**AIM OF THE TASK:** Change "Seminář" to "Workshop" everywhere in the data lines from the one containing "mmr-line1: MINISTERSTVO <box>580" through the one containing "presentation-item: 6. 3.", and write out only those lines with nothing else altered.

Excerpts from a layout annotation set
# # # # #

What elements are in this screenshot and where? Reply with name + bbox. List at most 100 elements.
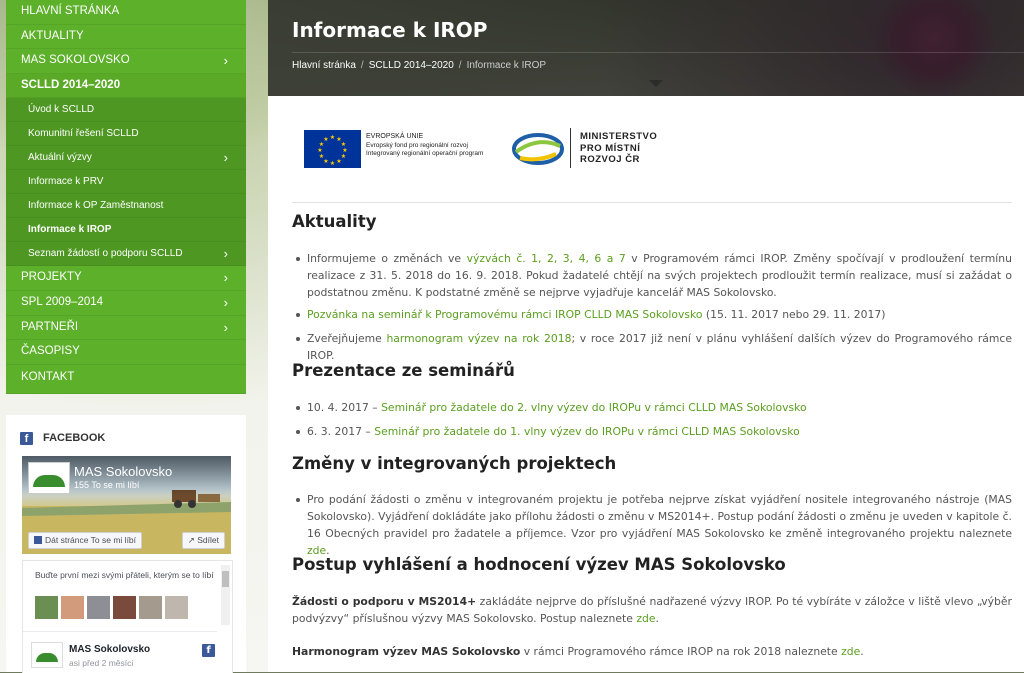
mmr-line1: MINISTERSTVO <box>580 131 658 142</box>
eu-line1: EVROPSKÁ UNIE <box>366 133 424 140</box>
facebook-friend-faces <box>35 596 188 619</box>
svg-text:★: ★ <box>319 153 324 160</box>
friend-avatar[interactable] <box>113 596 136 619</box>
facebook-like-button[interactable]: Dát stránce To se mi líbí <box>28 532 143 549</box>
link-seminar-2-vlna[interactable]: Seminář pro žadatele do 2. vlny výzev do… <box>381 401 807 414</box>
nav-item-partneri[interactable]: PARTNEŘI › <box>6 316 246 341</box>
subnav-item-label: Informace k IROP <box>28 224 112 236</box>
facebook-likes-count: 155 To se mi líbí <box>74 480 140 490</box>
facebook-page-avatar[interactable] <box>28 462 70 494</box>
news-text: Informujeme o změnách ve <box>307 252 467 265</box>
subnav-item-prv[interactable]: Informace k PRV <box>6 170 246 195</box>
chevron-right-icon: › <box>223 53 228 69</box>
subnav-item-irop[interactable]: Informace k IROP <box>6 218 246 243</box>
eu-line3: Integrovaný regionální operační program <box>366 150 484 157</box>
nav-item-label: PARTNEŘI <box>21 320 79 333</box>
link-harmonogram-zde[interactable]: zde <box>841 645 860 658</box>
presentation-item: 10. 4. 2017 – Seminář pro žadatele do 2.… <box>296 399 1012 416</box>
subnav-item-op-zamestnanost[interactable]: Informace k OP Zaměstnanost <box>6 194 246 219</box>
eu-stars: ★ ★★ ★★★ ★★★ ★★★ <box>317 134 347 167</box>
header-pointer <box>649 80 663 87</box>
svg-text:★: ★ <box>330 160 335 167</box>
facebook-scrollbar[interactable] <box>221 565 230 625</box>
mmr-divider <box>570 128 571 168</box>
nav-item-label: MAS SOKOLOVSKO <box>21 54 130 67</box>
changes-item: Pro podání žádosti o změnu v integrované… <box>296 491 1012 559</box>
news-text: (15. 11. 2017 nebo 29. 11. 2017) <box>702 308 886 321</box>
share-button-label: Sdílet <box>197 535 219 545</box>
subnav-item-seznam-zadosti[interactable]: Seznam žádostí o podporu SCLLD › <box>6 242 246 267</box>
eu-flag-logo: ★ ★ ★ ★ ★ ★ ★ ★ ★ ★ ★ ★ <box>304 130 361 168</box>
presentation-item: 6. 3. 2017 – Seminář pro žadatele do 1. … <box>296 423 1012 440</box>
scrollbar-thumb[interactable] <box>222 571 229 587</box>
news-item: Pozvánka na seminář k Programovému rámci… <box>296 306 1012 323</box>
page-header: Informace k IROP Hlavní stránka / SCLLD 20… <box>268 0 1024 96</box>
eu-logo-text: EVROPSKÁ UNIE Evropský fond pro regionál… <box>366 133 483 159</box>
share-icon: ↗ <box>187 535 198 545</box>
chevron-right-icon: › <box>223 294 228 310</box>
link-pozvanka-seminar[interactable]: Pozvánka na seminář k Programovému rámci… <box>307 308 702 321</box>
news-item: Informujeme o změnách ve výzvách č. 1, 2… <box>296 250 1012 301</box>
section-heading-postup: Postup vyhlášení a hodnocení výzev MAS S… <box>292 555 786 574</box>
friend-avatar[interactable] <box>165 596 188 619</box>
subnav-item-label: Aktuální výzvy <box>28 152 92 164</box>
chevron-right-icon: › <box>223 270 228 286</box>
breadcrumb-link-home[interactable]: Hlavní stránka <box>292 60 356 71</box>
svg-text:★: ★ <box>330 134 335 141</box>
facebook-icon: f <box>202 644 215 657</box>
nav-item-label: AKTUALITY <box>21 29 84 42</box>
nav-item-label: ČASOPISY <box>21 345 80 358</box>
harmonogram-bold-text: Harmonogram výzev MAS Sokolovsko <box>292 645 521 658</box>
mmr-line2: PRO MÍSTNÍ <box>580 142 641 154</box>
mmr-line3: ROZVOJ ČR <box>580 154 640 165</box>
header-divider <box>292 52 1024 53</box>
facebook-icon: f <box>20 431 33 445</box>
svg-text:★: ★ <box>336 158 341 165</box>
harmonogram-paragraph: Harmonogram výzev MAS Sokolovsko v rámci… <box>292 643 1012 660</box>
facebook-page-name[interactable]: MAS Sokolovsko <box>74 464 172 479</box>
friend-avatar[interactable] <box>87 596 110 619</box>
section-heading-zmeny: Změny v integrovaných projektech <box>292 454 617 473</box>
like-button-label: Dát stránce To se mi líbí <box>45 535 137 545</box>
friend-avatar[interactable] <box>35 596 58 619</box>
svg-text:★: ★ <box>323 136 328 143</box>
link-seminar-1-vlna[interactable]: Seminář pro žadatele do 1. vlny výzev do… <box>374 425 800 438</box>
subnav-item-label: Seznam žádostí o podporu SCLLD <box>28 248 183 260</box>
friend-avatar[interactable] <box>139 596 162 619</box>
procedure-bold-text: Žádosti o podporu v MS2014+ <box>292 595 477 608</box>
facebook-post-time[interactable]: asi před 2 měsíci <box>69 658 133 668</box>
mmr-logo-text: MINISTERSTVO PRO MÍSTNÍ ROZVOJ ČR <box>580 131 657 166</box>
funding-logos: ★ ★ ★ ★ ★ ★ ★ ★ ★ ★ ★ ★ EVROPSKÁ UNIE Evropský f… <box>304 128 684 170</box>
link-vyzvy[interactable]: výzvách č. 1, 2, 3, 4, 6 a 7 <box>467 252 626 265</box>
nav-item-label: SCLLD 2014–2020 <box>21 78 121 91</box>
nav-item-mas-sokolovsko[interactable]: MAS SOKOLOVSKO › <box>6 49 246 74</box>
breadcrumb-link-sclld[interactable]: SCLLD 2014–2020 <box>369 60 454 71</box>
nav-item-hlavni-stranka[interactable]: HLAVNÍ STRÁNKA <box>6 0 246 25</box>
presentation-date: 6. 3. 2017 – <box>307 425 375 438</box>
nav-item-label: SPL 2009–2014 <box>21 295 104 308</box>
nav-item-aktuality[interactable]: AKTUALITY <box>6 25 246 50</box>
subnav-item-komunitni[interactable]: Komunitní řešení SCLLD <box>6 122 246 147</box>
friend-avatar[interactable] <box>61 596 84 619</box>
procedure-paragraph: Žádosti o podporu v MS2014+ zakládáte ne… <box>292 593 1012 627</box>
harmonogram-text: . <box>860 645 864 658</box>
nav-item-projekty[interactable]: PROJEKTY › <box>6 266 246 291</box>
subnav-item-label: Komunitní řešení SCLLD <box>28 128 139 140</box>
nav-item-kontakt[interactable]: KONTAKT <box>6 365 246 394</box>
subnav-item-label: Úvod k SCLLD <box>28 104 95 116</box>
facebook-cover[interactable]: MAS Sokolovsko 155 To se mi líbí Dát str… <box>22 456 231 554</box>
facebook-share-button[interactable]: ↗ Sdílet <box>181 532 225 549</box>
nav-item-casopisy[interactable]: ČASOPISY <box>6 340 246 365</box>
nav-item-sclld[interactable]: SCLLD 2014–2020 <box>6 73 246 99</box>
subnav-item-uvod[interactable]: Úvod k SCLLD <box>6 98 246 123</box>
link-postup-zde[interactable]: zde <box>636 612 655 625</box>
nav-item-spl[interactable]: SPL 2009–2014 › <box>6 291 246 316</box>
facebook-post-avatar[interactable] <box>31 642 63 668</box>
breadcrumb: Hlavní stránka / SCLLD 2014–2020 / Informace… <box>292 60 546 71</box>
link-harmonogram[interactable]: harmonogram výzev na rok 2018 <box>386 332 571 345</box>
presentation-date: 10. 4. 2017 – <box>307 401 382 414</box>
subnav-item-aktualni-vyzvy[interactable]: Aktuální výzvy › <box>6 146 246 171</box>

# # # # #

**RESPONSE TO THIS TASK:**
mmr-line1: MINISTERSTVO <box>580 131 658 142</box>
eu-line1: EVROPSKÁ UNIE <box>366 133 424 140</box>
facebook-friend-faces <box>35 596 188 619</box>
svg-text:★: ★ <box>319 153 324 160</box>
friend-avatar[interactable] <box>113 596 136 619</box>
facebook-like-button[interactable]: Dát stránce To se mi líbí <box>28 532 143 549</box>
link-seminar-2-vlna[interactable]: Workshop pro žadatele do 2. vlny výzev do… <box>381 401 807 414</box>
nav-item-partneri[interactable]: PARTNEŘI › <box>6 316 246 341</box>
subnav-item-label: Informace k IROP <box>28 224 112 236</box>
facebook-likes-count: 155 To se mi líbí <box>74 480 140 490</box>
facebook-page-avatar[interactable] <box>28 462 70 494</box>
news-text: Informujeme o změnách ve <box>307 252 467 265</box>
subnav-item-prv[interactable]: Informace k PRV <box>6 170 246 195</box>
chevron-right-icon: › <box>223 53 228 69</box>
subnav-item-irop[interactable]: Informace k IROP <box>6 218 246 243</box>
eu-line3: Integrovaný regionální operační program <box>366 150 484 157</box>
nav-item-label: PARTNEŘI <box>21 320 79 333</box>
link-harmonogram-zde[interactable]: zde <box>841 645 860 658</box>
presentation-item: 10. 4. 2017 – Workshop pro žadatele do 2.… <box>296 399 1012 416</box>
subnav-item-op-zamestnanost[interactable]: Informace k OP Zaměstnanost <box>6 194 246 219</box>
eu-stars: ★ ★★ ★★★ ★★★ ★★★ <box>317 134 347 167</box>
header-pointer <box>649 80 663 87</box>
svg-text:★: ★ <box>330 160 335 167</box>
facebook-scrollbar[interactable] <box>221 565 230 625</box>
mmr-divider <box>570 128 571 168</box>
nav-item-label: MAS SOKOLOVSKO <box>21 54 130 67</box>
changes-item: Pro podání žádosti o změnu v integrované… <box>296 491 1012 559</box>
news-text: (15. 11. 2017 nebo 29. 11. 2017) <box>702 308 886 321</box>
share-button-label: Sdílet <box>197 535 219 545</box>
subnav-item-seznam-zadosti[interactable]: Seznam žádostí o podporu SCLLD › <box>6 242 246 267</box>
eu-flag-logo: ★ ★ ★ ★ ★ ★ ★ ★ ★ ★ ★ ★ <box>304 130 361 168</box>
presentation-item: 6. 3. 2017 – Workshop pro žadatele do 1. … <box>296 423 1012 440</box>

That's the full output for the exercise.